Source records:
◆ ◆ ◆ ◆ ◆
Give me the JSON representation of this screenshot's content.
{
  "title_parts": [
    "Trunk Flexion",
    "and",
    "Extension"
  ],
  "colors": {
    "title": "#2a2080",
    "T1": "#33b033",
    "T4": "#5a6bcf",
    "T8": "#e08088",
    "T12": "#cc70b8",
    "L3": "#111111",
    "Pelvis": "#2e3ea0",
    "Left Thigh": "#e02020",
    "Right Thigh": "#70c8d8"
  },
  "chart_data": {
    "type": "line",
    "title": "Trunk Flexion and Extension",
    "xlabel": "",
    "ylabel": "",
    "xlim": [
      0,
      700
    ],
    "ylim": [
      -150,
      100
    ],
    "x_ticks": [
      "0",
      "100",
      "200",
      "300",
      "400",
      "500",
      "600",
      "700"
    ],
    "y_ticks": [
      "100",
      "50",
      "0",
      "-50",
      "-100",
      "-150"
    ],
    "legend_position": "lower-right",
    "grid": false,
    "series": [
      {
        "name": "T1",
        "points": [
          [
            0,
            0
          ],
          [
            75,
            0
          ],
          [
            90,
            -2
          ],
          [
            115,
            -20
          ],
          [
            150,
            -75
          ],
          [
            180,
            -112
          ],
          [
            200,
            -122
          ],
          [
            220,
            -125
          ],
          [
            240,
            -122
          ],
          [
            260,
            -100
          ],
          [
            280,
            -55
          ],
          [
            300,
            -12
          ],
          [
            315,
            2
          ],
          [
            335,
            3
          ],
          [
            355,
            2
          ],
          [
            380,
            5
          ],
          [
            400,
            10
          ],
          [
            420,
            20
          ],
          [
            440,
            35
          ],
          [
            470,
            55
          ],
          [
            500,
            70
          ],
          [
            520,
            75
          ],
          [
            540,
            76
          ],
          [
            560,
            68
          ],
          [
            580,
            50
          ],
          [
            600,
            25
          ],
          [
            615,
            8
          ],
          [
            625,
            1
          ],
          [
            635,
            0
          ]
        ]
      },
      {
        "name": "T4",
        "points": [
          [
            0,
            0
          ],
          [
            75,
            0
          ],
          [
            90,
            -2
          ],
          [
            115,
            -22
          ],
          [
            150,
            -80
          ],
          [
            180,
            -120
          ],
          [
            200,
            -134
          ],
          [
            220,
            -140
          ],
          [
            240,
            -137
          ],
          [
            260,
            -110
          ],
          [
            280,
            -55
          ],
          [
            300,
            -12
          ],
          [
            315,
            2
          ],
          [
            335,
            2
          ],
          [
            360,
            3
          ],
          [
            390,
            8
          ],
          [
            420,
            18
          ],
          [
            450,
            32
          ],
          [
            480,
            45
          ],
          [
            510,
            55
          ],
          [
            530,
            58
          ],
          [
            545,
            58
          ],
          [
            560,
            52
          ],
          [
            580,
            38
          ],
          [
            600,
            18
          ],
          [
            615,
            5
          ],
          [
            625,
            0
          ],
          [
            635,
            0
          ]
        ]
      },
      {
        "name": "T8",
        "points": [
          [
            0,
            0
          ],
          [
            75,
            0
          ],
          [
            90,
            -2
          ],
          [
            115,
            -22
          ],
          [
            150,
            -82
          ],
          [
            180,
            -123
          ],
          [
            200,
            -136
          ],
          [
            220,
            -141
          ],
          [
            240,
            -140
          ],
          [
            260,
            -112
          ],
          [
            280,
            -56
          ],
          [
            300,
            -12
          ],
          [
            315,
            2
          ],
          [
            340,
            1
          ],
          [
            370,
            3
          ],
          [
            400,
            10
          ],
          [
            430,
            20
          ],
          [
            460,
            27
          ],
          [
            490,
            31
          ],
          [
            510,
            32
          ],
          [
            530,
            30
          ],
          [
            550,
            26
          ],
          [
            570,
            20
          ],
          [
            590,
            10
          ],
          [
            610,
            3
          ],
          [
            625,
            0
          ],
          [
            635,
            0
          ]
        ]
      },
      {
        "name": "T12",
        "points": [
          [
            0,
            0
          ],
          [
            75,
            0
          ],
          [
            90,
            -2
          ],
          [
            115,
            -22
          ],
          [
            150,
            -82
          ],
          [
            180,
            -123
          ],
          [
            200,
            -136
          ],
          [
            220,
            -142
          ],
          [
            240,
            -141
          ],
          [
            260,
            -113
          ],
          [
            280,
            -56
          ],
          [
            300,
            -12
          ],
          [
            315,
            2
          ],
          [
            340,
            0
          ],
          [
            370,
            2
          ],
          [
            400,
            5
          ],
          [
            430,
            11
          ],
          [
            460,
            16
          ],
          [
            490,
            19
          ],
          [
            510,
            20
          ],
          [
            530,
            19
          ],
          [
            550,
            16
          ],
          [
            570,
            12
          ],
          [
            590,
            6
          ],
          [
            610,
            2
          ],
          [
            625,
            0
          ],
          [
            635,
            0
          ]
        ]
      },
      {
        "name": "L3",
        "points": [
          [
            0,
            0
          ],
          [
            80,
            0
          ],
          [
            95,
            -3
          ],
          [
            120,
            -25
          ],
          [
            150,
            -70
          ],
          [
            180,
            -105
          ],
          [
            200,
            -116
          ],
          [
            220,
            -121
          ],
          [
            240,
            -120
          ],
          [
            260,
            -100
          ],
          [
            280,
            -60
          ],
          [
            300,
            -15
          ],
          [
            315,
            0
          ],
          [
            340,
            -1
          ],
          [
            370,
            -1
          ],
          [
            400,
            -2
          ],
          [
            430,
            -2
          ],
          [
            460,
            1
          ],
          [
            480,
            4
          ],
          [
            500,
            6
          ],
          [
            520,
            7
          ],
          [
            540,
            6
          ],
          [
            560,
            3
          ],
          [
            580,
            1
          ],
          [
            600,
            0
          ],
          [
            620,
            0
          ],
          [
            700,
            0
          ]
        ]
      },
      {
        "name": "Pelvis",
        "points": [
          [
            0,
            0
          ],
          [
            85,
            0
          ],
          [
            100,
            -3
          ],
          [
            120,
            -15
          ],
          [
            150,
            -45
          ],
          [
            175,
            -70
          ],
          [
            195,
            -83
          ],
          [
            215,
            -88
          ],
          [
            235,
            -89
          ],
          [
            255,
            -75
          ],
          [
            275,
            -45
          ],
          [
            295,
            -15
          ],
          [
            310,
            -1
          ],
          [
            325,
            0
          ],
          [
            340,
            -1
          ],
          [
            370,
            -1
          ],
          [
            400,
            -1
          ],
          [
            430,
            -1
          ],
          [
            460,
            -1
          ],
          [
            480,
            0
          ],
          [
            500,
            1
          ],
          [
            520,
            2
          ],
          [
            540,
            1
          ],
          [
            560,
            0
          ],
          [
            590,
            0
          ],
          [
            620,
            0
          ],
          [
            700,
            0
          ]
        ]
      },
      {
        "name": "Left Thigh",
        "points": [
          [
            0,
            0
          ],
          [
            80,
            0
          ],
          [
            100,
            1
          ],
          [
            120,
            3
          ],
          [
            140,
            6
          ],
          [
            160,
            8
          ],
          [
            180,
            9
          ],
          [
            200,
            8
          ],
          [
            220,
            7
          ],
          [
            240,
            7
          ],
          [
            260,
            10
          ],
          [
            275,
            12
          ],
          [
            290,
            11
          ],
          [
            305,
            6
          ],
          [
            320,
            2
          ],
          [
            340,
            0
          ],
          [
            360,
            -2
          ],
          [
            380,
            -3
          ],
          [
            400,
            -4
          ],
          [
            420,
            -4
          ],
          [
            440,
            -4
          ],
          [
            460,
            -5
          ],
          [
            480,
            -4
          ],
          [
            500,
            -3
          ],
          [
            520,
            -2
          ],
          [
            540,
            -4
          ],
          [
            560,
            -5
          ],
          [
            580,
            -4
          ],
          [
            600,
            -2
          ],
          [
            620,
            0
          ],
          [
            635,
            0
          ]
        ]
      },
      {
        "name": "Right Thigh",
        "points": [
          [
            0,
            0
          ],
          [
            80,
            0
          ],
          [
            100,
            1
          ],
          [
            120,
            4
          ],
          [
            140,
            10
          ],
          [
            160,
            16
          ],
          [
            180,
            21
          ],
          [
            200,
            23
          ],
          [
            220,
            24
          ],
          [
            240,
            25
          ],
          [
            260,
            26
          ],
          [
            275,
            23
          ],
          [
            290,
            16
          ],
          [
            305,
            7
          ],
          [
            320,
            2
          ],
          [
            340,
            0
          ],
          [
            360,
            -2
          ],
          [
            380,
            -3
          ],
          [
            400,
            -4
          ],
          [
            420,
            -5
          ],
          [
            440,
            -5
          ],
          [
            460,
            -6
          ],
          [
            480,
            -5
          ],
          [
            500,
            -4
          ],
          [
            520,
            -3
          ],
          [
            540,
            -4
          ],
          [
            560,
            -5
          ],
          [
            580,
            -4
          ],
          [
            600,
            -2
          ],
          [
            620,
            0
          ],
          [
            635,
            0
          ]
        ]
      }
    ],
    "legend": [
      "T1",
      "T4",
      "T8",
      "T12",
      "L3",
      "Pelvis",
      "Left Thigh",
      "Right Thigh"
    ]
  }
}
◆ ◆ ◆ ◆ ◆
*Your goal*
Note each line of the entries that has "name" in it, and copy those lines.

*Task result*
        "name": "T1",
        "name": "T4",
        "name": "T8",
        "name": "T12",
        "name": "L3",
        "name": "Pelvis",
        "name": "Left Thigh",
        "name": "Right Thigh",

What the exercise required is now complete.